=== Stated exercise ===
Show every line in the records below that contains the word "title".

=== Data in this exercise ===
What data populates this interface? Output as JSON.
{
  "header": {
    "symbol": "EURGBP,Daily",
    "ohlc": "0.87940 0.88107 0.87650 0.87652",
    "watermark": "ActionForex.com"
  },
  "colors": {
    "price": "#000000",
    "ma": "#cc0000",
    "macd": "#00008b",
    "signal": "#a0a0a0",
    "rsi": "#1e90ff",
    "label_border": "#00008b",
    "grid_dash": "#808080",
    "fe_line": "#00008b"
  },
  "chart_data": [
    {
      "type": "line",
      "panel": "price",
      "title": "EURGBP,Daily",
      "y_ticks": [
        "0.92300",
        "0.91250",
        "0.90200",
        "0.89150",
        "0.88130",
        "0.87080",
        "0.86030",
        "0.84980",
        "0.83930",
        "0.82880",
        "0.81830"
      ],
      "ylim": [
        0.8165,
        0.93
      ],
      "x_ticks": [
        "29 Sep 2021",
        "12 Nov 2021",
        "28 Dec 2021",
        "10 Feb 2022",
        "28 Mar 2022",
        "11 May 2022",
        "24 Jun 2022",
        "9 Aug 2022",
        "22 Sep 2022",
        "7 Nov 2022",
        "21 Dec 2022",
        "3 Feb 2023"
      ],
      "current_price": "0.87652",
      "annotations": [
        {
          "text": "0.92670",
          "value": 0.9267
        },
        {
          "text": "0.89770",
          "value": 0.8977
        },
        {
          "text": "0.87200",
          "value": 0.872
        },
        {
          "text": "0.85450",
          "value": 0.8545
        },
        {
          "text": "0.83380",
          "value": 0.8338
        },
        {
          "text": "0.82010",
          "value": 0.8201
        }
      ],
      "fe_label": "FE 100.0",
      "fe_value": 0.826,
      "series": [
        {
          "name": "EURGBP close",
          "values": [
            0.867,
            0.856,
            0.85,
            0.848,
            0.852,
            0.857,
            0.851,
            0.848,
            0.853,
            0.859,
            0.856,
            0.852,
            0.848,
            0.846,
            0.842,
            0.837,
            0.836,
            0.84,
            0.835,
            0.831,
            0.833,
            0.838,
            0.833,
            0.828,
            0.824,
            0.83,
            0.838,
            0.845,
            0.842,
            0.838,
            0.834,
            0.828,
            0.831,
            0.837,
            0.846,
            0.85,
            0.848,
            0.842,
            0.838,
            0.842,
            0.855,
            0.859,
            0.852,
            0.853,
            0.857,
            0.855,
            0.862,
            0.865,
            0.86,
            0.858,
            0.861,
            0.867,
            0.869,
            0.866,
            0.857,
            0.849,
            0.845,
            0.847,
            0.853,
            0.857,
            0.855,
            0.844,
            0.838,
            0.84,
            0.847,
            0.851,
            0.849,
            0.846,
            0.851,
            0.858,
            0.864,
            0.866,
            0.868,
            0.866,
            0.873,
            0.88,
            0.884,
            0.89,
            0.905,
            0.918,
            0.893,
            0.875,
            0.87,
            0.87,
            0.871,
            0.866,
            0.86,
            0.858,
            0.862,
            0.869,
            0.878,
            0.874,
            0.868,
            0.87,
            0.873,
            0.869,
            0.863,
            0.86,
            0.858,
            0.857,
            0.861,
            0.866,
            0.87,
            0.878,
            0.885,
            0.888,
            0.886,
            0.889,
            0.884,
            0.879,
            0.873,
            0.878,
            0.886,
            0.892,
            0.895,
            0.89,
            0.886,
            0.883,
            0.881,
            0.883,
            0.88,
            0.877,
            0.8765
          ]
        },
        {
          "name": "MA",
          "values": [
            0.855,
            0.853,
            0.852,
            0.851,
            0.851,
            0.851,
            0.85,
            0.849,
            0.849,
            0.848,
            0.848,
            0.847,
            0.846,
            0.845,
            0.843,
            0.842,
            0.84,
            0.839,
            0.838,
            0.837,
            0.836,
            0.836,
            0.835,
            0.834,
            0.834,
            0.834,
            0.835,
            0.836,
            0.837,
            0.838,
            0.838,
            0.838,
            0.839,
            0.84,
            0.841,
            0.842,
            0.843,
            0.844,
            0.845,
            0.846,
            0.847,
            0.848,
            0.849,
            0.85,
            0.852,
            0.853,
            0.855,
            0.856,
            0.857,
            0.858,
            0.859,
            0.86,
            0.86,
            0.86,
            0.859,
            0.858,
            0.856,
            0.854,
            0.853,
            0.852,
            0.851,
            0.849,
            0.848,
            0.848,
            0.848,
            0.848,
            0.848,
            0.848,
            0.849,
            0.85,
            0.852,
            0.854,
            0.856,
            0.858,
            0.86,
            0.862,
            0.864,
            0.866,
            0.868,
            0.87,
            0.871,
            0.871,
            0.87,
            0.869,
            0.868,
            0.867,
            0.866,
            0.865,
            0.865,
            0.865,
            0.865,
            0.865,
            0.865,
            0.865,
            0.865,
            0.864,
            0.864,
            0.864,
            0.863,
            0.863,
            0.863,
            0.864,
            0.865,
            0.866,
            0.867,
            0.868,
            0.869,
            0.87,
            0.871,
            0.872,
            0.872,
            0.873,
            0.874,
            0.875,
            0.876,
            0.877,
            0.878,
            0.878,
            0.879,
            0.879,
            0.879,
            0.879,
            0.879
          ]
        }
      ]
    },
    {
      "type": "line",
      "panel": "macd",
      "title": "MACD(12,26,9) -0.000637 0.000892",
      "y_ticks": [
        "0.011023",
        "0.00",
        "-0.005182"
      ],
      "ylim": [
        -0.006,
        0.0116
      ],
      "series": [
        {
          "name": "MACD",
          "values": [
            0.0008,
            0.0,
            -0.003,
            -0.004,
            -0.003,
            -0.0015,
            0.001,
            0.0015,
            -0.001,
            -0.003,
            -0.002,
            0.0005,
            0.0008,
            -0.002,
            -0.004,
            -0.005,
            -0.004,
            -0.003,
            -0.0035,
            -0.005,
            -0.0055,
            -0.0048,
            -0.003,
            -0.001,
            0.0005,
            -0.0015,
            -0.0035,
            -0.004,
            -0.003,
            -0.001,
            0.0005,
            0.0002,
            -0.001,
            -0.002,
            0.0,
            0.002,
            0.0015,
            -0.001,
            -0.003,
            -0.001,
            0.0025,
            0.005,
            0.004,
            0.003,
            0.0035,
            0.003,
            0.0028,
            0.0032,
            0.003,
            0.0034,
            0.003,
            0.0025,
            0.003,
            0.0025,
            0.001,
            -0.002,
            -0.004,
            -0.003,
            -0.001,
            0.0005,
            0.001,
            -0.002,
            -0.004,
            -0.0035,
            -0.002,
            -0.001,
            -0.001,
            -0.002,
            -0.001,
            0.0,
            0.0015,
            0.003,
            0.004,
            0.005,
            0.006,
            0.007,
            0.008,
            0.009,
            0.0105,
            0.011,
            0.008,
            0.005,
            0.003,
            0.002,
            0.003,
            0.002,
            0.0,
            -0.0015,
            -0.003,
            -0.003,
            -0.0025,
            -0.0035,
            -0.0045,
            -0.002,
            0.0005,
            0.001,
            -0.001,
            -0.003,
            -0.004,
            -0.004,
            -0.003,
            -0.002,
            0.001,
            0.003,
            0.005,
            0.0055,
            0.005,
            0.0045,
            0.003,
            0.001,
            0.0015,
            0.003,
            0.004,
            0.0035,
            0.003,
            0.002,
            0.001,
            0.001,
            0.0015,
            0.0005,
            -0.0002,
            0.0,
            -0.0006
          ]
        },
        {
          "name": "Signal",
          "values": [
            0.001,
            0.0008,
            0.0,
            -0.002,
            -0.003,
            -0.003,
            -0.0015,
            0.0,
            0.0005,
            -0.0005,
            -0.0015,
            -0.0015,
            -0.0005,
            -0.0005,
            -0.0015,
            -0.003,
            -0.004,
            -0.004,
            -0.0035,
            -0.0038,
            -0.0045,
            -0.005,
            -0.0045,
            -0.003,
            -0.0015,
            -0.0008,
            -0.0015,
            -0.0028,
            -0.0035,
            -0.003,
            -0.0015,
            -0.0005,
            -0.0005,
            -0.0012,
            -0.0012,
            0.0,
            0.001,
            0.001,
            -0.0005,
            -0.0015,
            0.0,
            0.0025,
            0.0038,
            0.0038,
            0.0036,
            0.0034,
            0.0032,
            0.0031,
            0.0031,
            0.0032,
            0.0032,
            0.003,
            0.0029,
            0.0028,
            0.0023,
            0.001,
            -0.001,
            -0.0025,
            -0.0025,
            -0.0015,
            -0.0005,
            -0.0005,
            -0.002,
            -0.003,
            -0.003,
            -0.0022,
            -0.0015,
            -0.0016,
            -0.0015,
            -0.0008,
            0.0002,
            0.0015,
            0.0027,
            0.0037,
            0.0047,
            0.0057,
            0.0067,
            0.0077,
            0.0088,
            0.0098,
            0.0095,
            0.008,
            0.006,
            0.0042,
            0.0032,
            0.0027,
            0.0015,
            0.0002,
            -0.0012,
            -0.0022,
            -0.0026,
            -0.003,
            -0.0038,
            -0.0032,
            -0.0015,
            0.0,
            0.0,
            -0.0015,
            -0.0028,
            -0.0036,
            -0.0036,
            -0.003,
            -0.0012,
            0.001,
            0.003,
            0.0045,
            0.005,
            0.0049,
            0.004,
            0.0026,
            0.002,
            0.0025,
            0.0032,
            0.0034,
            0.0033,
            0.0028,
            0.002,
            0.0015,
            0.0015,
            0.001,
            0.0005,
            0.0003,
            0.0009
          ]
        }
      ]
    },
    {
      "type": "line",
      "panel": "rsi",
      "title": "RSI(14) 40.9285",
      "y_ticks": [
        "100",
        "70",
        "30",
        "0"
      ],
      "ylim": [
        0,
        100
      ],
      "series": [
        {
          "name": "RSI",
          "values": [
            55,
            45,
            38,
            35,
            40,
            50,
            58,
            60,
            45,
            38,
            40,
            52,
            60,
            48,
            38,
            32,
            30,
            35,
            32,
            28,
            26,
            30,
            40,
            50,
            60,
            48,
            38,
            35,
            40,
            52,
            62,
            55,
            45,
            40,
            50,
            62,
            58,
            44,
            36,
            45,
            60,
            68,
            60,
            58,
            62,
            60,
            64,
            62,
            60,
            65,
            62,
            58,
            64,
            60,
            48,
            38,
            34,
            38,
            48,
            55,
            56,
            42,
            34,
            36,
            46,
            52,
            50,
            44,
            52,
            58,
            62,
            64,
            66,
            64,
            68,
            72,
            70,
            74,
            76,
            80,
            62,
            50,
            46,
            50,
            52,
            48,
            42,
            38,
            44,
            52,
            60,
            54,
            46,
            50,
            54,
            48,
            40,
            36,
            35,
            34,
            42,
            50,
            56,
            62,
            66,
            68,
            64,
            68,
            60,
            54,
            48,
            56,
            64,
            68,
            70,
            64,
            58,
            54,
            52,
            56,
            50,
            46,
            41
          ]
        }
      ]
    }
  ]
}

=== Exercise response ===
      "title": "EURGBP,Daily",
      "title": "MACD(12,26,9) -0.000637 0.000892",
      "title": "RSI(14) 40.9285",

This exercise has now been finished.